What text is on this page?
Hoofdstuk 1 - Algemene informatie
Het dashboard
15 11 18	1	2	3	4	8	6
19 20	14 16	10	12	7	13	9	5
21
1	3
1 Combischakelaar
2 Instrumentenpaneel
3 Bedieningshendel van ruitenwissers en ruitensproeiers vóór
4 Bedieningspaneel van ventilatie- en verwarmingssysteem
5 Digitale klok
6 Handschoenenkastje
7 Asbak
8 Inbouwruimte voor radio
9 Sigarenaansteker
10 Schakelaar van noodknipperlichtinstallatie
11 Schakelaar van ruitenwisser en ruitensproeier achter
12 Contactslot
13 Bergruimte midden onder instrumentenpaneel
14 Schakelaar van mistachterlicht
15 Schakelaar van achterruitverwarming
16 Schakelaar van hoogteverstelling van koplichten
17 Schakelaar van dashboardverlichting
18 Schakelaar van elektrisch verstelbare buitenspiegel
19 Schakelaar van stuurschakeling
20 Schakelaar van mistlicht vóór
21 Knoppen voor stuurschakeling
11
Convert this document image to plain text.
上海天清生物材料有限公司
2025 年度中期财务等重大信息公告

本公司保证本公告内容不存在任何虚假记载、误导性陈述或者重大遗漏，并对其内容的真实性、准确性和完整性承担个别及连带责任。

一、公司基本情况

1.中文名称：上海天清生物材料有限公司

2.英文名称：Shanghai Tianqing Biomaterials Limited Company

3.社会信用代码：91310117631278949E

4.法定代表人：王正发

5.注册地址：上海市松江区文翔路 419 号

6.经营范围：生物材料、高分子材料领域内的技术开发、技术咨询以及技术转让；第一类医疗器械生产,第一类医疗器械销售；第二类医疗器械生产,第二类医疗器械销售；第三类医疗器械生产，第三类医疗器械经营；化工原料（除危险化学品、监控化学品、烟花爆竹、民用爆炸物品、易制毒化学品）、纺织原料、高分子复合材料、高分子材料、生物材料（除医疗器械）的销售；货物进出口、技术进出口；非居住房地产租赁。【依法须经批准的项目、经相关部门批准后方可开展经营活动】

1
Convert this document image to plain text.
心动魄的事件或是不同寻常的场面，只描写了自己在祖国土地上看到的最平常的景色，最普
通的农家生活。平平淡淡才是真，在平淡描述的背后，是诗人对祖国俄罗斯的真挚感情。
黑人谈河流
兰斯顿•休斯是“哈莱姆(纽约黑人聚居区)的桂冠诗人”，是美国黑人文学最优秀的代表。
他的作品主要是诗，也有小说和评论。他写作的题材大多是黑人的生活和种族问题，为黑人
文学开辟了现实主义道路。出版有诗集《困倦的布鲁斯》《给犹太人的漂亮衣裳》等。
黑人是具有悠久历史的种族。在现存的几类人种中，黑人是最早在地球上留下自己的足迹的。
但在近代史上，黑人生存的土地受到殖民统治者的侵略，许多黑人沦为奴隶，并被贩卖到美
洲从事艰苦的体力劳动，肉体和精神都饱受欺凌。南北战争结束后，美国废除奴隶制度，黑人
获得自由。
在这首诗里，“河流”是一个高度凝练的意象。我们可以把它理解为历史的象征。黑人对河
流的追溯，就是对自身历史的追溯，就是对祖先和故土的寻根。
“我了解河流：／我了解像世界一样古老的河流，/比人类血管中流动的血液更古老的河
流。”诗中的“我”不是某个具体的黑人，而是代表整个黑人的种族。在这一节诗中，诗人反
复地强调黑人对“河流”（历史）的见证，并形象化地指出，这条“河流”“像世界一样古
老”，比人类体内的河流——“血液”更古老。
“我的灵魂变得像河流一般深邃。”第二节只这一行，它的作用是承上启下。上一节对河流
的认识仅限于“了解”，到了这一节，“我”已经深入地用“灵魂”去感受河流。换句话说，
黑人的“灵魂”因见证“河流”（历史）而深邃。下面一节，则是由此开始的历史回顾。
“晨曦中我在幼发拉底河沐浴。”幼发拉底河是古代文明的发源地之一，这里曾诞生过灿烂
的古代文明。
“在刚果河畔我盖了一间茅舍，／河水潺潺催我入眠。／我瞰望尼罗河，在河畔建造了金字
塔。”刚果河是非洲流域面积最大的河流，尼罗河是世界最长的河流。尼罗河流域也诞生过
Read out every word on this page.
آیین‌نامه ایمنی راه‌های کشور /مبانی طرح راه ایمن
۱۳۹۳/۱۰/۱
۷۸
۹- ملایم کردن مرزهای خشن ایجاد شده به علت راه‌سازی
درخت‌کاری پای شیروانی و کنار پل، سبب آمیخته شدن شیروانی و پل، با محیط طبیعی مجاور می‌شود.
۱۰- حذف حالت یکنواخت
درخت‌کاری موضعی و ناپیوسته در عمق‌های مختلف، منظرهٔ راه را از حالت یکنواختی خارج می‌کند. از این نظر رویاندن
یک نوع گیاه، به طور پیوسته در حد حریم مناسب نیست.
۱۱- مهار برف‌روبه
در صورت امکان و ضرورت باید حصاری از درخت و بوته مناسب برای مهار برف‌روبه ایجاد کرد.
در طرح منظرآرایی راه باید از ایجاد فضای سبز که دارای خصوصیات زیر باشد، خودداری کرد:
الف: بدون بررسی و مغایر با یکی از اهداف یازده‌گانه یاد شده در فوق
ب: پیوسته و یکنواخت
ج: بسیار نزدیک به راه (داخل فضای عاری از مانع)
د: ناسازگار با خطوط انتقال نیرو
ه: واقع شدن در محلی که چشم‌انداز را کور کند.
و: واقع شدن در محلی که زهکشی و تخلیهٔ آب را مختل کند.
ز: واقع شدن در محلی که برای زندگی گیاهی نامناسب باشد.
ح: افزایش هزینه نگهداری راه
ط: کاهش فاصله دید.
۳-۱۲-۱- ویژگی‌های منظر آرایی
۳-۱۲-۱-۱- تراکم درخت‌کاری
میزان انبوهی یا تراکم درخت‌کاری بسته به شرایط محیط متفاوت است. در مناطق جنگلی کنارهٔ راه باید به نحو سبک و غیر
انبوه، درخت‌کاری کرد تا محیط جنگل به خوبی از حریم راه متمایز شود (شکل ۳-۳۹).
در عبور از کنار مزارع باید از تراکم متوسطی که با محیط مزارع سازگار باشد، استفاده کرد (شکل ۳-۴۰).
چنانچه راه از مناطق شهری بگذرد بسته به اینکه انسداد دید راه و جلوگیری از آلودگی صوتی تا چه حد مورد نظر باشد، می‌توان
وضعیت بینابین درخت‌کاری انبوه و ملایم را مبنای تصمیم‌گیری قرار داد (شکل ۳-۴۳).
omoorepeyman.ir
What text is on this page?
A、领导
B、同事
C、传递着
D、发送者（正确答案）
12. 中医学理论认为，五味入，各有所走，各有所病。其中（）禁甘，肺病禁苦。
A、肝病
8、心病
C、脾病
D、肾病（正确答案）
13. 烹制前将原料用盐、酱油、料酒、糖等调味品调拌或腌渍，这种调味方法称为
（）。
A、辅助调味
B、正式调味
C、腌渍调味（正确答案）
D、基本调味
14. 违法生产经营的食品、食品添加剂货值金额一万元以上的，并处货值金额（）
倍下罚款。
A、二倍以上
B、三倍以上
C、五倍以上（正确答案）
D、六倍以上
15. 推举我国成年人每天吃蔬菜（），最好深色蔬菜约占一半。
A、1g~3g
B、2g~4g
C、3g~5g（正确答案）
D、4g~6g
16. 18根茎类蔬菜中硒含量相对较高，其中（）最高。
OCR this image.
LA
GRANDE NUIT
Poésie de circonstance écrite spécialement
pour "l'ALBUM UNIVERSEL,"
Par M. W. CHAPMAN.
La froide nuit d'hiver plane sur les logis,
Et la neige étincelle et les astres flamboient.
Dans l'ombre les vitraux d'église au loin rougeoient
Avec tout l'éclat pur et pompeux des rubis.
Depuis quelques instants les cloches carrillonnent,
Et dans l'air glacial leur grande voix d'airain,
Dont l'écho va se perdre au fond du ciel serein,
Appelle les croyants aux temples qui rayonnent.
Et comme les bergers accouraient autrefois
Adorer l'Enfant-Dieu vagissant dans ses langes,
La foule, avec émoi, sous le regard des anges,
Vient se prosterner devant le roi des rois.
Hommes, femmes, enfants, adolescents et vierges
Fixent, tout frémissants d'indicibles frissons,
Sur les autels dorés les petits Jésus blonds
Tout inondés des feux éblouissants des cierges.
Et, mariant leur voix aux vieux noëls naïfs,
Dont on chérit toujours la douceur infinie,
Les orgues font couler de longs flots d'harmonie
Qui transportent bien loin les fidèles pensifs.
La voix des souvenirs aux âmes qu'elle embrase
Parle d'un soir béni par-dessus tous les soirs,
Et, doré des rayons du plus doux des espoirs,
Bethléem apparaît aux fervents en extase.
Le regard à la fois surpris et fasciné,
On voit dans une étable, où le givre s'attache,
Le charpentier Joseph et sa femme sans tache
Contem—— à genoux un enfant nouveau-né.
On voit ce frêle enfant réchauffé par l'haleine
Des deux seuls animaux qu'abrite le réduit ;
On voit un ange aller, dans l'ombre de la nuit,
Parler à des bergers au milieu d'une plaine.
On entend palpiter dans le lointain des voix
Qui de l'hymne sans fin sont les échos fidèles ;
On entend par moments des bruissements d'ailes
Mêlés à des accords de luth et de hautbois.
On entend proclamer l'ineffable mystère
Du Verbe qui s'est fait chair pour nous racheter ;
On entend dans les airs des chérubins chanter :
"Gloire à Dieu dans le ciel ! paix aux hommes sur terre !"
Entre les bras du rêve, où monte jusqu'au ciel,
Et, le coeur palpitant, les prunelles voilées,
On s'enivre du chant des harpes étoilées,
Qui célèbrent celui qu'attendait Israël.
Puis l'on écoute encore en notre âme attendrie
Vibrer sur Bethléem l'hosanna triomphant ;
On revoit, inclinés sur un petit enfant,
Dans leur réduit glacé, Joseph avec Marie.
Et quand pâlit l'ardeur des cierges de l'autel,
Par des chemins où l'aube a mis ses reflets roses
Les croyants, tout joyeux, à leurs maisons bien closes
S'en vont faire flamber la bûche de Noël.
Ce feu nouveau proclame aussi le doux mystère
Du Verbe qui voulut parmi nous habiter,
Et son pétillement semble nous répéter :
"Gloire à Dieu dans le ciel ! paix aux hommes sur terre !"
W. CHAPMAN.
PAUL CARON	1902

§ **Direction**
Show all lines in the entries above where the word "mystère" appears.

§ **Task answer**
On entend proclamer l'ineffable mystère
Ce feu nouveau proclame aussi le doux mystère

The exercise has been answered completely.